Collect all lines containing the word "page" from the data.

+++

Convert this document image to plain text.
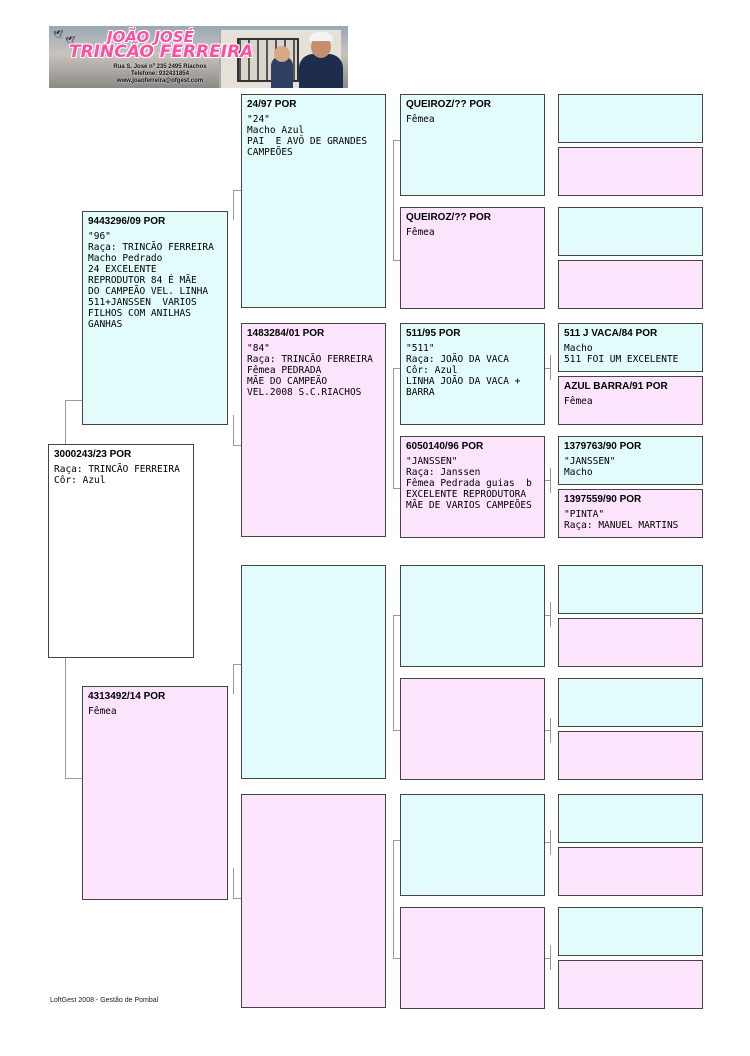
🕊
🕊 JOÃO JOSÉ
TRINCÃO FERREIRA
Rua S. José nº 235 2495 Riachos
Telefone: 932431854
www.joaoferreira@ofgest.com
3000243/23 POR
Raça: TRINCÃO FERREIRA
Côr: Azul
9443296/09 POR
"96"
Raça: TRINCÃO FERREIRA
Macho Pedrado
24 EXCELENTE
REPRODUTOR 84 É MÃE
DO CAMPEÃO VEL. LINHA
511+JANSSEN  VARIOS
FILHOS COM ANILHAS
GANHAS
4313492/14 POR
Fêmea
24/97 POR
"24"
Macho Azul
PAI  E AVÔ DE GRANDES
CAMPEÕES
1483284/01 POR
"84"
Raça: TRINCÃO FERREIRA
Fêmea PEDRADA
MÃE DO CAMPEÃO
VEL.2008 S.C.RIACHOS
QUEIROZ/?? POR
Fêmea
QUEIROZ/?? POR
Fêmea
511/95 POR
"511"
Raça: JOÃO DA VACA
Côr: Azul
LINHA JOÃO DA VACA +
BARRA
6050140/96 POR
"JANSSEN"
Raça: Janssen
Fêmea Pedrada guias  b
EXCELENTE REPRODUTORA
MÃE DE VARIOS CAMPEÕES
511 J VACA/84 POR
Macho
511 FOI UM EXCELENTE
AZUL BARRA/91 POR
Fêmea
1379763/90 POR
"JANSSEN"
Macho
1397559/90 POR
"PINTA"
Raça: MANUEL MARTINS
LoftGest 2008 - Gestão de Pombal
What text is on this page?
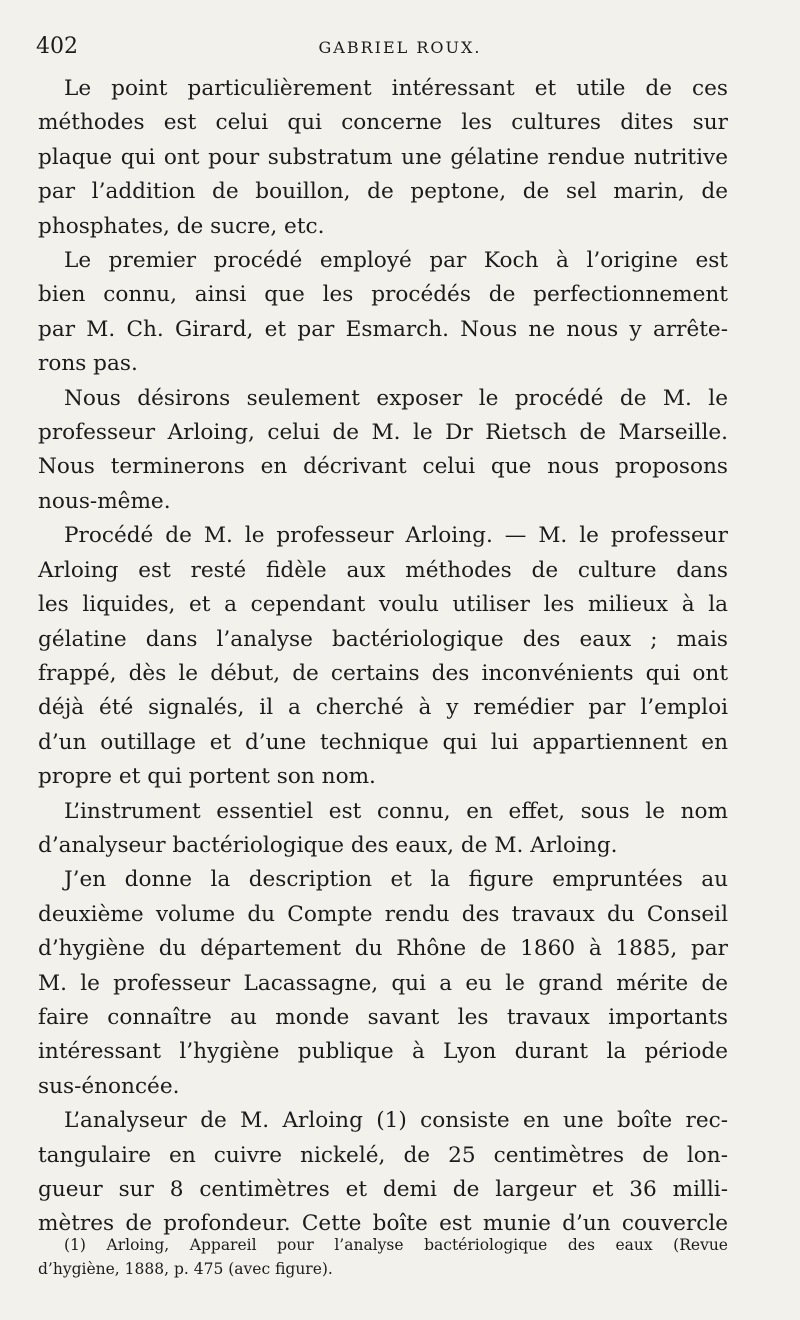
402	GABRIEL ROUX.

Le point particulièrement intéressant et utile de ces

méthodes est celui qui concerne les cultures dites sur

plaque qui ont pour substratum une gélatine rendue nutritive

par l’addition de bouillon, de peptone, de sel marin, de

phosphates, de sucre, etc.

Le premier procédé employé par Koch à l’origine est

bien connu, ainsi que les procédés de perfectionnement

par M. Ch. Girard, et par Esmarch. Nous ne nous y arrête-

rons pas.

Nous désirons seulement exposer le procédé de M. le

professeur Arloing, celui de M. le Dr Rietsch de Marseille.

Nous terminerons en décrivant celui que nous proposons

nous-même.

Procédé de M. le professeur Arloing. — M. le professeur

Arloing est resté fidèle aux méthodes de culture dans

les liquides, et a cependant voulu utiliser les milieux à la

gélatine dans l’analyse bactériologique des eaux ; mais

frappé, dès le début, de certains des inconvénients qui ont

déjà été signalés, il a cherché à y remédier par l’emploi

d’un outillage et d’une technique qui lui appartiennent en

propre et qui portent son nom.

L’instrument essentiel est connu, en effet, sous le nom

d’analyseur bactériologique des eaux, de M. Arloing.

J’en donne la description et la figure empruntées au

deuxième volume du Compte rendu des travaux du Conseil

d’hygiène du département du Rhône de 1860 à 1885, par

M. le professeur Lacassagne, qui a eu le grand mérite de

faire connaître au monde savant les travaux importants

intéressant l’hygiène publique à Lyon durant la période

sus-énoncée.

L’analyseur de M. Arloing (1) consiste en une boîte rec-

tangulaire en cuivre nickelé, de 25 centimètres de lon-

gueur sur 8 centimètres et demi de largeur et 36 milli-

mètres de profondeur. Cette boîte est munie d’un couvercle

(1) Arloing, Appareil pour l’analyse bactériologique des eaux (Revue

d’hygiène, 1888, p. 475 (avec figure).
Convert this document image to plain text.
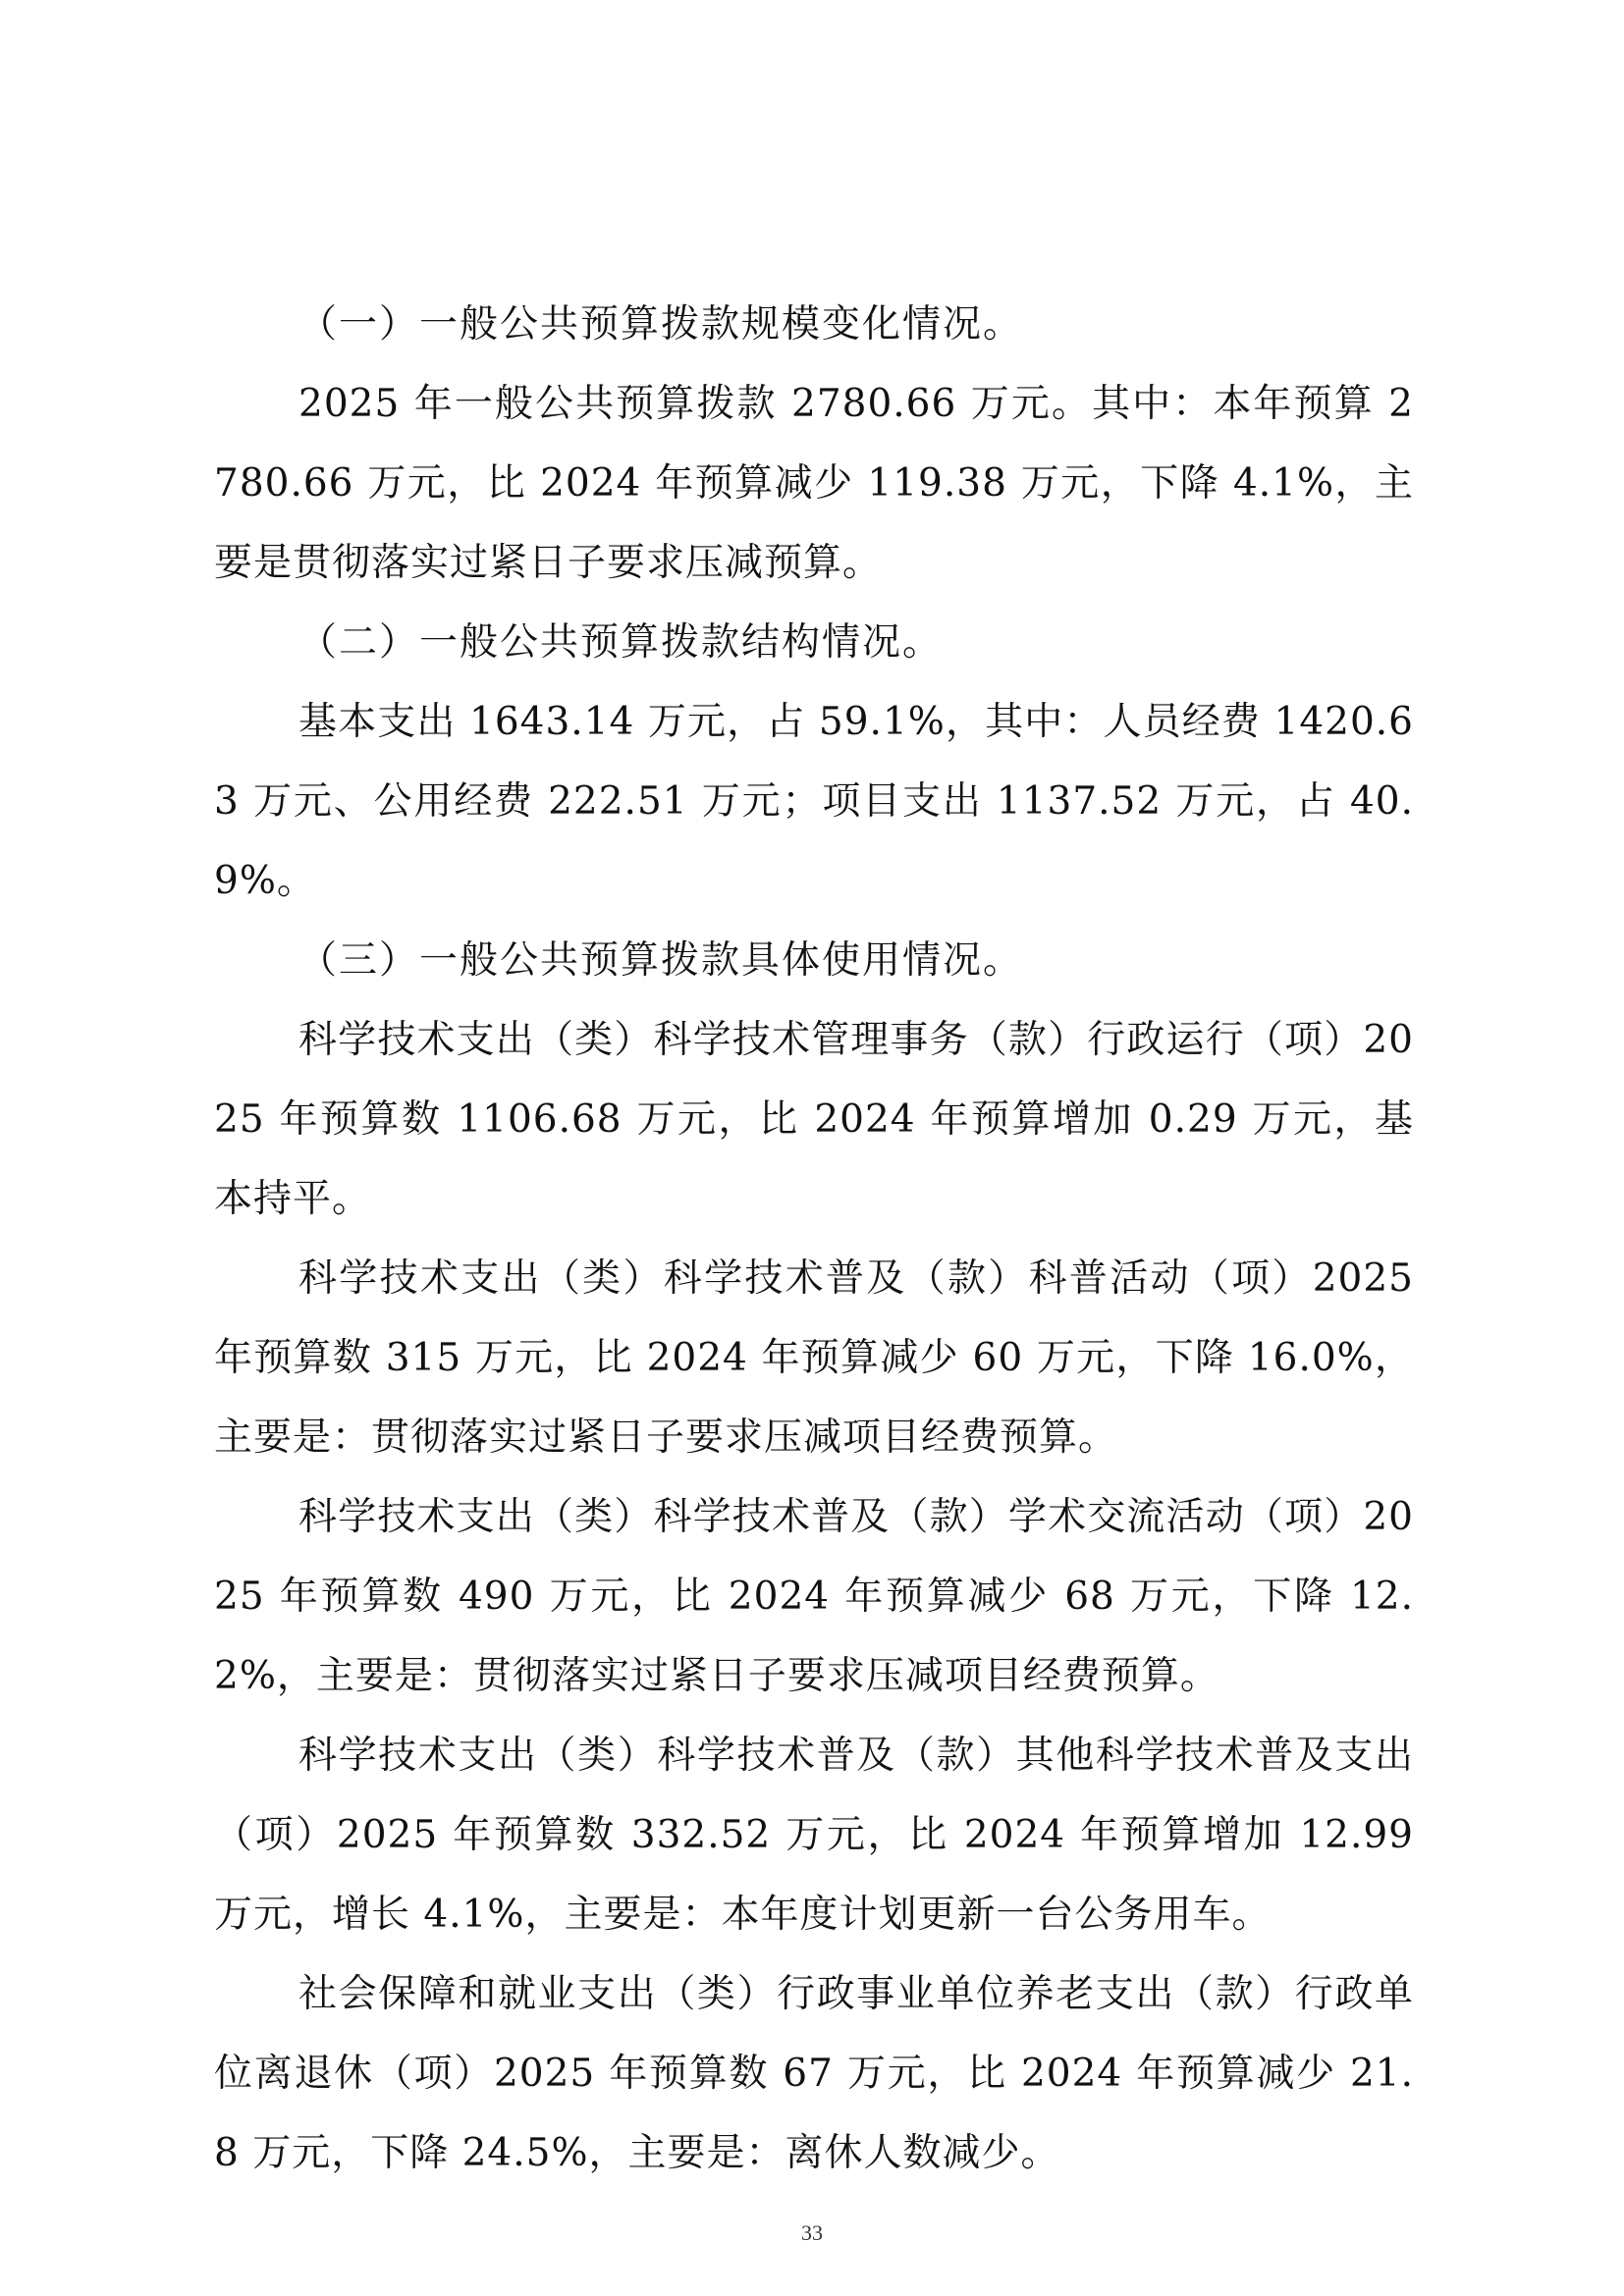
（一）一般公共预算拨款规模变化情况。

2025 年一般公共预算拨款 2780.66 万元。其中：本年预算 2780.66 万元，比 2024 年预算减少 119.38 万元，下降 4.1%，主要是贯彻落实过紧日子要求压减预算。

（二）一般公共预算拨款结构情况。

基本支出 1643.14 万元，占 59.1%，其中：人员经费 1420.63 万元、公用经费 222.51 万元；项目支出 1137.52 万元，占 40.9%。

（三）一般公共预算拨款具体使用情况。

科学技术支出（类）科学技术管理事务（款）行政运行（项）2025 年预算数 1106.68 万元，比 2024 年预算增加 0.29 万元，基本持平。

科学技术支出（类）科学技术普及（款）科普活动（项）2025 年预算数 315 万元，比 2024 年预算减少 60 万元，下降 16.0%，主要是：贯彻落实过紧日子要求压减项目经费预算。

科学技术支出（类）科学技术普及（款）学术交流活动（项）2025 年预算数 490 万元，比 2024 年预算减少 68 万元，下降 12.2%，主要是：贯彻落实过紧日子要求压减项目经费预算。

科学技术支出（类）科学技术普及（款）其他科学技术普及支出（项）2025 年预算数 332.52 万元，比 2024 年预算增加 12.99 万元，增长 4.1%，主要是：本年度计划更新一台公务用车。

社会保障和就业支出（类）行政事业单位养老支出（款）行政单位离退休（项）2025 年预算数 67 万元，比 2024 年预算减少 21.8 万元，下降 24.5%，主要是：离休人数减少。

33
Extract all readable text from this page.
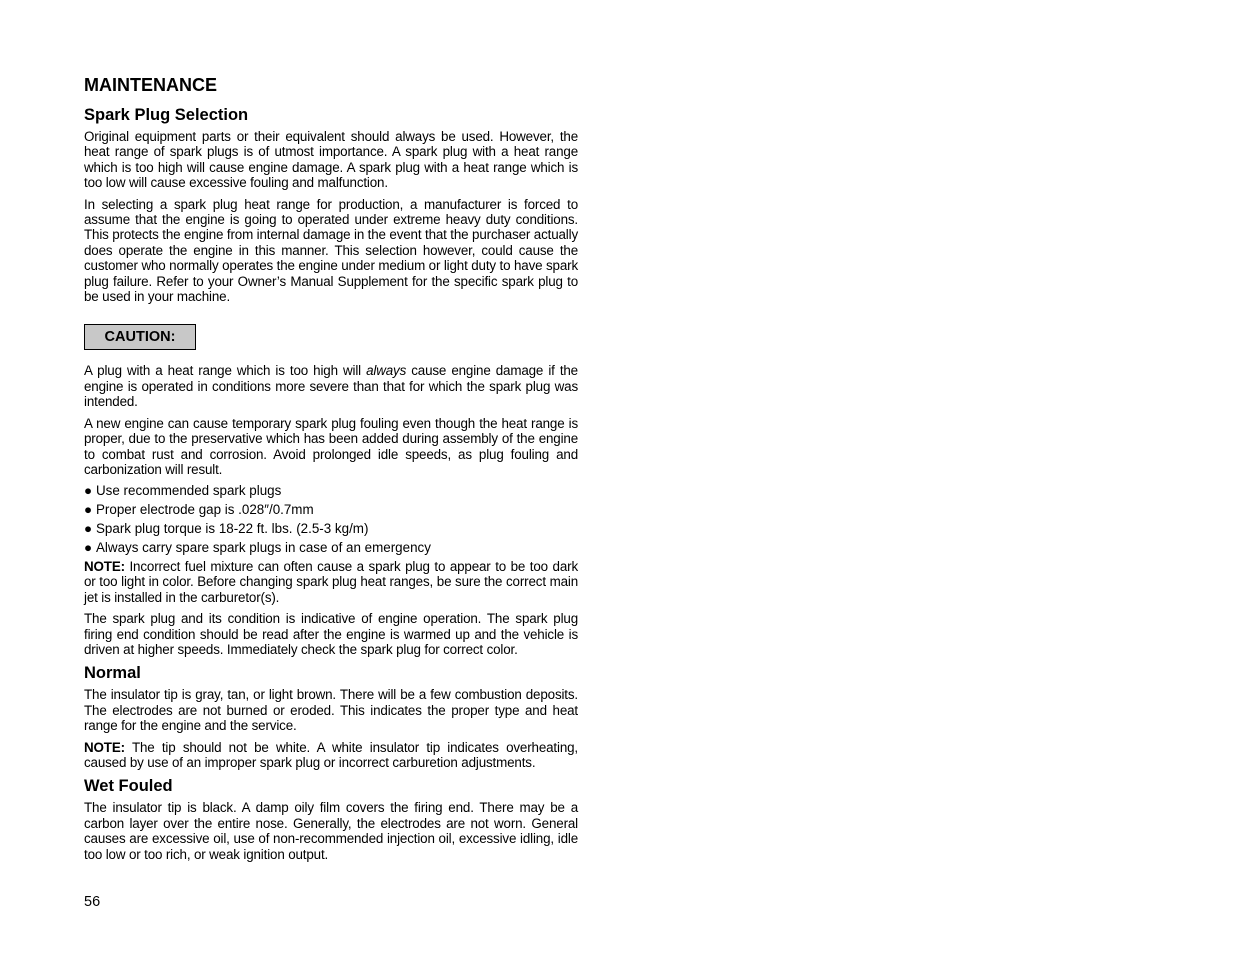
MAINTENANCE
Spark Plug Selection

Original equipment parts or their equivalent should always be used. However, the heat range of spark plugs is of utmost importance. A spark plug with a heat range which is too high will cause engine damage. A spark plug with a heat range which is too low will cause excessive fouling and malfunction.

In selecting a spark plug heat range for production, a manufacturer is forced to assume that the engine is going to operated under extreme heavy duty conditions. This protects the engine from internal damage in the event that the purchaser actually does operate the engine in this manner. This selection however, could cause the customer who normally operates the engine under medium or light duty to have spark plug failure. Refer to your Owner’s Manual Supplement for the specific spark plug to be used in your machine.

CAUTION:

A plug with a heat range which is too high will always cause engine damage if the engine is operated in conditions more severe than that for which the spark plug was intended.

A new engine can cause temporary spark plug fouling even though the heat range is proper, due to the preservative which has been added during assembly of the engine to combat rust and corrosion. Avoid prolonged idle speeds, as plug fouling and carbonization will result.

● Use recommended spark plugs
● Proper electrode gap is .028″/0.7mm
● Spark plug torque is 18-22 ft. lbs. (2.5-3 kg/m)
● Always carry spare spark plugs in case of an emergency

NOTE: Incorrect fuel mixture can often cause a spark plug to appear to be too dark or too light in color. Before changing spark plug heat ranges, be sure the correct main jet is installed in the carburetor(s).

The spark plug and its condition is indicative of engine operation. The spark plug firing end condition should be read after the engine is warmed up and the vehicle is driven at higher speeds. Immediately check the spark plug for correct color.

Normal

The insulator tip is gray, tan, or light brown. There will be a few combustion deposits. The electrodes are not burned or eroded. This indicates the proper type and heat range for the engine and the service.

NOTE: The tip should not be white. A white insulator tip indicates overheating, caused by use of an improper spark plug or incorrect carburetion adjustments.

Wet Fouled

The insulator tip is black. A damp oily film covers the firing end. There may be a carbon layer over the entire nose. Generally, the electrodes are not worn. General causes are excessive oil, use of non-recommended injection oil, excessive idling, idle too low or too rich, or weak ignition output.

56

+++

The response:
What text is on this page?
Extract all readable text from this page.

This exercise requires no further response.